• Stated exercise:
Each entry must appear again exactly as it does in the source.

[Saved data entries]
--*--

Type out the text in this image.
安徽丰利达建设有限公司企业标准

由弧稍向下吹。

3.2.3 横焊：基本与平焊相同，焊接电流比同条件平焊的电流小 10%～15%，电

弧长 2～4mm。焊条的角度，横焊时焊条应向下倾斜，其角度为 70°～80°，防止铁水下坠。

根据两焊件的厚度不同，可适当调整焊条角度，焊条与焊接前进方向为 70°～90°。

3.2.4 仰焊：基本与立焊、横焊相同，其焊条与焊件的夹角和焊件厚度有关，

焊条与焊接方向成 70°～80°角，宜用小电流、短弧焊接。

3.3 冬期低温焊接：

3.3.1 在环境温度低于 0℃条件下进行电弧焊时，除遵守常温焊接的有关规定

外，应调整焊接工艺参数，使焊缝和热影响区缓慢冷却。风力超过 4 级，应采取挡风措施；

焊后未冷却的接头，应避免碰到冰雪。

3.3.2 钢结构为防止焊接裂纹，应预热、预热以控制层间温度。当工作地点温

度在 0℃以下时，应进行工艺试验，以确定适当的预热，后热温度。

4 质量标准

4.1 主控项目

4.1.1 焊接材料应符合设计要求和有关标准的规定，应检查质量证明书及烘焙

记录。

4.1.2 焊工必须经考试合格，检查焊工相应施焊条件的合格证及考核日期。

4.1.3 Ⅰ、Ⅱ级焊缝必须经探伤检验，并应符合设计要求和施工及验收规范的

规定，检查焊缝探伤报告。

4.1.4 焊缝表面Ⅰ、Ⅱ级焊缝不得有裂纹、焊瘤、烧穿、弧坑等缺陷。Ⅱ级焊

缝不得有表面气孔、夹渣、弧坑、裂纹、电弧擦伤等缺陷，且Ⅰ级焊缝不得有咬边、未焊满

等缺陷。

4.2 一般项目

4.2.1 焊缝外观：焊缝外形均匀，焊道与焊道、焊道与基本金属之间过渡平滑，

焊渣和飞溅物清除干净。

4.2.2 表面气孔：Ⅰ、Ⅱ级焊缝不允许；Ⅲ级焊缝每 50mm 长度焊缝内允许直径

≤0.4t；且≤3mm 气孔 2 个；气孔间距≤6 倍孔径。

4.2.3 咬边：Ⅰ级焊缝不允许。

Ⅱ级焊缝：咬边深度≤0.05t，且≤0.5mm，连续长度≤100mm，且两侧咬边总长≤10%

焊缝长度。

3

--*--

• Final answer:
Type out the text in this image.
安徽丰利达建设有限公司企业标准

由弧稍向下吹。

3.2.3 横焊：基本与平焊相同，焊接电流比同条件平焊的电流小 10%～15%，电

弧长 2～4mm。焊条的角度，横焊时焊条应向下倾斜，其角度为 70°～80°，防止铁水下坠。

根据两焊件的厚度不同，可适当调整焊条角度，焊条与焊接前进方向为 70°～90°。

3.2.4 仰焊：基本与立焊、横焊相同，其焊条与焊件的夹角和焊件厚度有关，

焊条与焊接方向成 70°～80°角，宜用小电流、短弧焊接。

3.3 冬期低温焊接：

3.3.1 在环境温度低于 0℃条件下进行电弧焊时，除遵守常温焊接的有关规定

外，应调整焊接工艺参数，使焊缝和热影响区缓慢冷却。风力超过 4 级，应采取挡风措施；

焊后未冷却的接头，应避免碰到冰雪。

3.3.2 钢结构为防止焊接裂纹，应预热、预热以控制层间温度。当工作地点温

度在 0℃以下时，应进行工艺试验，以确定适当的预热，后热温度。

4 质量标准

4.1 主控项目

4.1.1 焊接材料应符合设计要求和有关标准的规定，应检查质量证明书及烘焙

记录。

4.1.2 焊工必须经考试合格，检查焊工相应施焊条件的合格证及考核日期。

4.1.3 Ⅰ、Ⅱ级焊缝必须经探伤检验，并应符合设计要求和施工及验收规范的

规定，检查焊缝探伤报告。

4.1.4 焊缝表面Ⅰ、Ⅱ级焊缝不得有裂纹、焊瘤、烧穿、弧坑等缺陷。Ⅱ级焊

缝不得有表面气孔、夹渣、弧坑、裂纹、电弧擦伤等缺陷，且Ⅰ级焊缝不得有咬边、未焊满

等缺陷。

4.2 一般项目

4.2.1 焊缝外观：焊缝外形均匀，焊道与焊道、焊道与基本金属之间过渡平滑，

焊渣和飞溅物清除干净。

4.2.2 表面气孔：Ⅰ、Ⅱ级焊缝不允许；Ⅲ级焊缝每 50mm 长度焊缝内允许直径

≤0.4t；且≤3mm 气孔 2 个；气孔间距≤6 倍孔径。

4.2.3 咬边：Ⅰ级焊缝不允许。

Ⅱ级焊缝：咬边深度≤0.05t，且≤0.5mm，连续长度≤100mm，且两侧咬边总长≤10%

焊缝长度。

3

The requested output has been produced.